**TEXTO DE ORIGEM**
As evidências apontam muita gente boa
entre os que inicialmente promoveram o quebra-quebra e que simplesmente estavam
emputecidos. Usaram o modelo de linguagem da própria polícia que espalha terror
e medo em comunidades carentes, como vem fazendo, no Rio, o Batalhão de
Operações Especiais, que quebra, mata, esfola e saqueia.
Fioforum infra
Tem forte carga simbólica o fato de que
a violência tenha atingido ônibus, pontos de ônibus, relógios públicos,
radares, semáforos e equipamentos de apoio ao tráfego que foram destruídos,
assim como alguns monumentos e prédios públicos pichados e depredados. Não se
trata de defender o vandalismo, porque quem vai pagar a conta somos todos nós,
mas de buscar as razões que levam pessoas a manifestarem assim sua indignação.
No século XIX, condições subumanas de
trabalho, jornadas prolongadas, salários miseráveis, levaram trabalhadores
ingleses da indústria nascente, entre eles mulheres e crianças, a destruírem
máquinas e equipamentos industriais, num movimento que ficou conhecido como ludismo em
referência a Ned Ludlam, líder do movimento. Karl Marx, que criticou o
quebra-quebra, buscou ver a semente revolucionária que ele continha e que foi
canalizado para a reivindicação de reformas sociais e políticas e acabou
originando novos métodos de luta, com o fortalecimento dos sindicatos.

**REGISTROS**
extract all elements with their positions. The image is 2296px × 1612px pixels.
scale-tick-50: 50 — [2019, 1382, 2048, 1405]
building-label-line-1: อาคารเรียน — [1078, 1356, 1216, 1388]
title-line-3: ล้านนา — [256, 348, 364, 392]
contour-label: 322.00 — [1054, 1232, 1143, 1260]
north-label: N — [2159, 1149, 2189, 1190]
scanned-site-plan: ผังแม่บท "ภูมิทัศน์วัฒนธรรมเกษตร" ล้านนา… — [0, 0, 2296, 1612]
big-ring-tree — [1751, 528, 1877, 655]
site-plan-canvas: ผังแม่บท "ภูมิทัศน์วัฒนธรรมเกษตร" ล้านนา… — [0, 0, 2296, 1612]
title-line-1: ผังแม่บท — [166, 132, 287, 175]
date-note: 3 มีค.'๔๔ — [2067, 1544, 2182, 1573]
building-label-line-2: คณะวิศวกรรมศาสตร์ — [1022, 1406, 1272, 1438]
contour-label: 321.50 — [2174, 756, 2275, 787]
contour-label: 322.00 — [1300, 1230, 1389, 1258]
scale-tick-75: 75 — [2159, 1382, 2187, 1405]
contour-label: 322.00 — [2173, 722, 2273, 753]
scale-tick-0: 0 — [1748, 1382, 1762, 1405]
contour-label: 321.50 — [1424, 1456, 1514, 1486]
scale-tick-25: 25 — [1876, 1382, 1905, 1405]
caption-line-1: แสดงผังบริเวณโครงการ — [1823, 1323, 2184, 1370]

**ENUNCIADO DA TAREFA**
Transcreva do texto de origem o trecho que se inicia nas palavras que contêm "Fioforum infra" e vai até "assim sua indignação.".

**RESPOSTA DA TAREFA**
Fioforum infra
Tem forte carga simbólica o fato de que
a violência tenha atingido ônibus, pontos de ônibus, relógios públicos,
radares, semáforos e equipamentos de apoio ao tráfego que foram destruídos,
assim como alguns monumentos e prédios públicos pichados e depredados. Não se
trata de defender o vandalismo, porque quem vai pagar a conta somos todos nós,
mas de buscar as razões que levam pessoas a manifestarem assim sua indignação.